====== DATA ======
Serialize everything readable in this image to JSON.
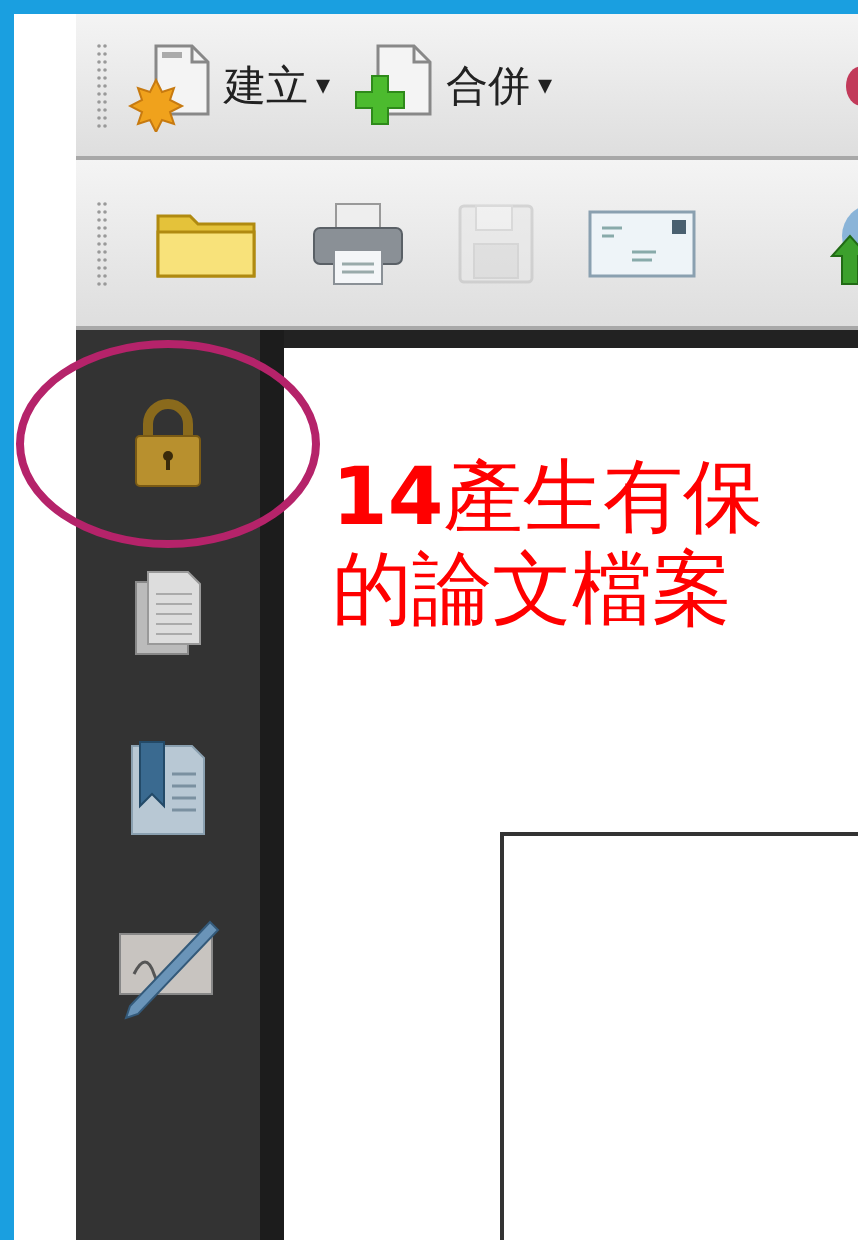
{
  "toolbars": [
    {
      "items": [
        {
          "kind": "create",
          "label": "建立",
          "caret": "▾"
        },
        {
          "kind": "merge",
          "label": "合併",
          "caret": "▾"
        },
        {
          "kind": "partial"
        }
      ]
    },
    {
      "items": [
        {
          "kind": "open",
          "disabled": false
        },
        {
          "kind": "print",
          "disabled": false
        },
        {
          "kind": "save",
          "disabled": true
        },
        {
          "kind": "email",
          "disabled": false
        },
        {
          "kind": "upload",
          "disabled": false
        }
      ]
    }
  ],
  "sidebar": {
    "items": [
      {
        "kind": "lock",
        "highlighted": true
      },
      {
        "kind": "pages",
        "highlighted": false
      },
      {
        "kind": "bookmarks",
        "highlighted": false
      },
      {
        "kind": "signatures",
        "highlighted": false
      }
    ]
  },
  "callout": {
    "lines": [
      "**14**產生有保",
      "的論文檔案"
    ]
  }
}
======
WORK TO DO:
Take the listing above and print it exactly, apart from the pictures.

OUTPUT:
Serialize everything readable in this image to JSON.
{
  "toolbars": [
    {
      "items": [
        {
          "kind": "create",
          "label": "建立",
          "caret": "▾"
        },
        {
          "kind": "merge",
          "label": "合併",
          "caret": "▾"
        },
        {
          "kind": "partial"
        }
      ]
    },
    {
      "items": [
        {
          "kind": "open",
          "disabled": false
        },
        {
          "kind": "print",
          "disabled": false
        },
        {
          "kind": "save",
          "disabled": true
        },
        {
          "kind": "email",
          "disabled": false
        },
        {
          "kind": "upload",
          "disabled": false
        }
      ]
    }
  ],
  "sidebar": {
    "items": [
      {
        "kind": "lock",
        "highlighted": true
      },
      {
        "kind": "pages",
        "highlighted": false
      },
      {
        "kind": "bookmarks",
        "highlighted": false
      },
      {
        "kind": "signatures",
        "highlighted": false
      }
    ]
  },
  "callout": {
    "lines": [
      "**14**產生有保",
      "的論文檔案"
    ]
  }
}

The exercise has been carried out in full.